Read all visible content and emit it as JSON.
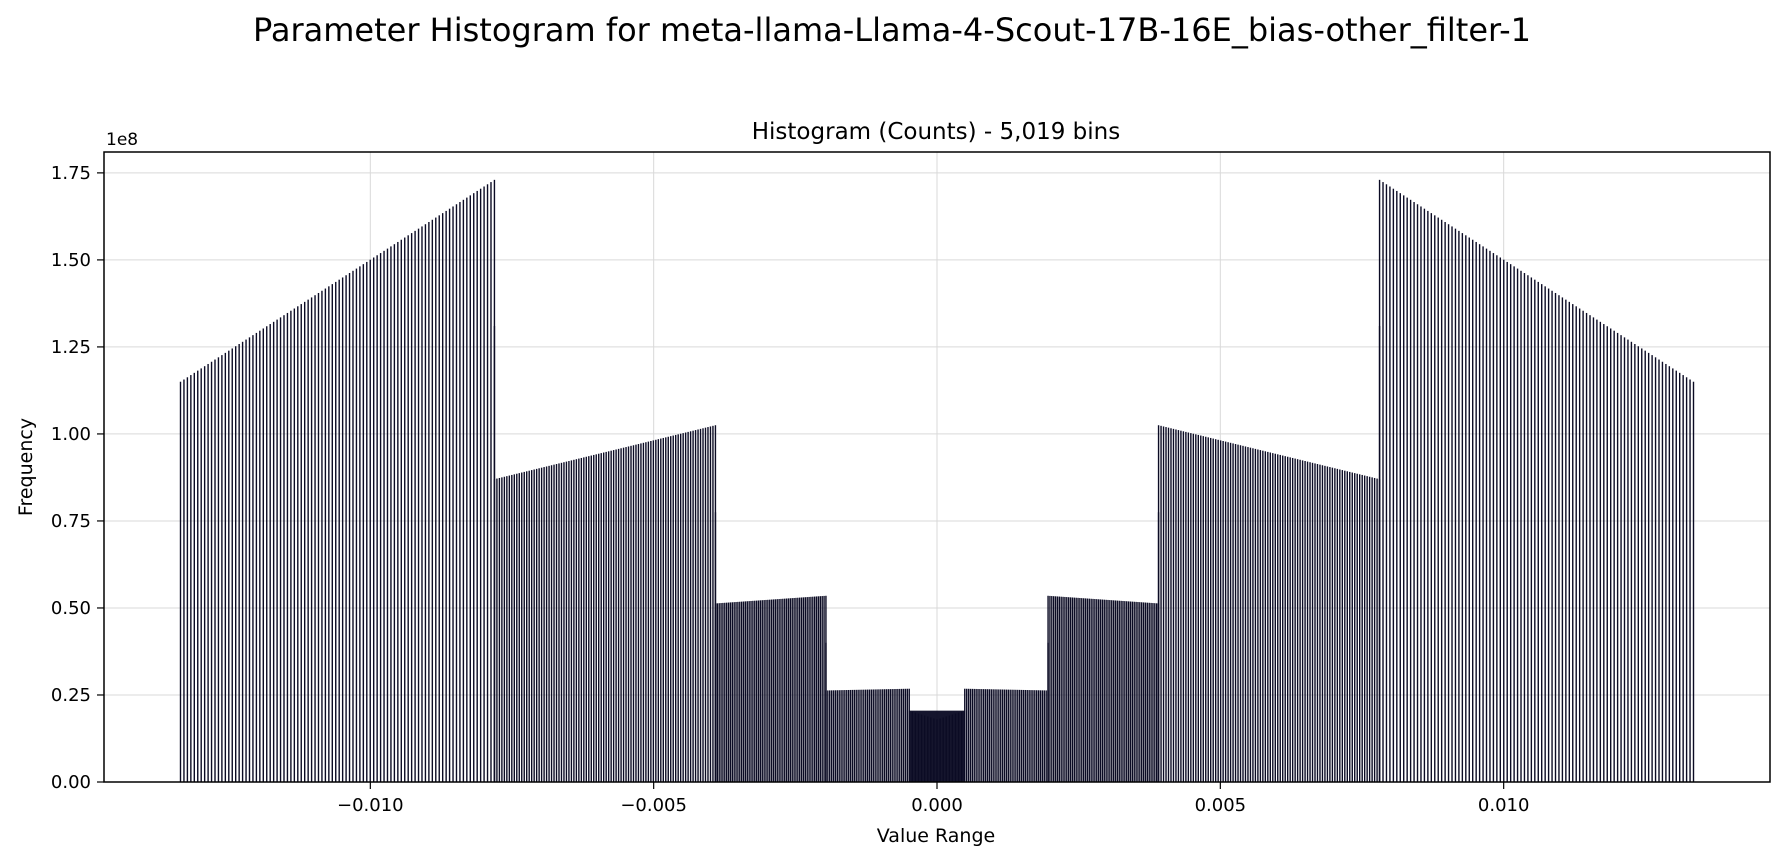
{
  "figure": {
    "suptitle": "Parameter Histogram for meta-llama-Llama-4-Scout-17B-16E_bias-other_filter-1"
  },
  "chart_data": {
    "type": "bar",
    "title": "Histogram (Counts) - 5,019 bins",
    "xlabel": "Value Range",
    "ylabel": "Frequency",
    "y_offset_label": "1e8",
    "xlim": [
      -0.0147,
      0.0147
    ],
    "ylim": [
      0,
      1.81
    ],
    "y_unit_multiplier": 100000000,
    "x_ticks": [
      -0.01,
      -0.005,
      0.0,
      0.005,
      0.01
    ],
    "x_tick_labels": [
      "−0.010",
      "−0.005",
      "0.000",
      "0.005",
      "0.010"
    ],
    "y_ticks": [
      0.0,
      0.25,
      0.5,
      0.75,
      1.0,
      1.25,
      1.5,
      1.75
    ],
    "y_tick_labels": [
      "0.00",
      "0.25",
      "0.50",
      "0.75",
      "1.00",
      "1.25",
      "1.50",
      "1.75"
    ],
    "grid": true,
    "bar_color": "#0b0b24",
    "symmetric_about_zero": true,
    "segments_positive_side": [
      {
        "x_start": 0.0,
        "x_end": 0.00049,
        "y_start": 0.18,
        "y_end": 0.205,
        "bar_count": 10
      },
      {
        "x_start": 0.00049,
        "x_end": 0.00196,
        "y_start": 0.268,
        "y_end": 0.263,
        "bar_count": 45
      },
      {
        "x_start": 0.00196,
        "x_end": 0.00391,
        "y_start": 0.535,
        "y_end": 0.513,
        "bar_count": 60
      },
      {
        "x_start": 0.00391,
        "x_end": 0.00781,
        "y_start": 1.025,
        "y_end": 0.87,
        "bar_count": 90
      },
      {
        "x_start": 0.00781,
        "x_end": 0.01335,
        "y_start": 1.73,
        "y_end": 1.15,
        "bar_count": 92
      }
    ],
    "transition_bars_positive_side": [
      {
        "x": 0.00196,
        "y": 0.4
      },
      {
        "x": 0.00391,
        "y": 0.775
      },
      {
        "x": 0.00781,
        "y": 1.31
      }
    ]
  }
}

◆ ◆ ◆ ◆ ◆ ◆ ◆

CHALLENGE — Filter the entries and copy out every line with the word "Histogram".

FULL SOLUTION —
    "suptitle": "Parameter Histogram for meta-llama-Llama-4-Scout-17B-16E_bias-other_filter-1"
    "title": "Histogram (Counts) - 5,019 bins",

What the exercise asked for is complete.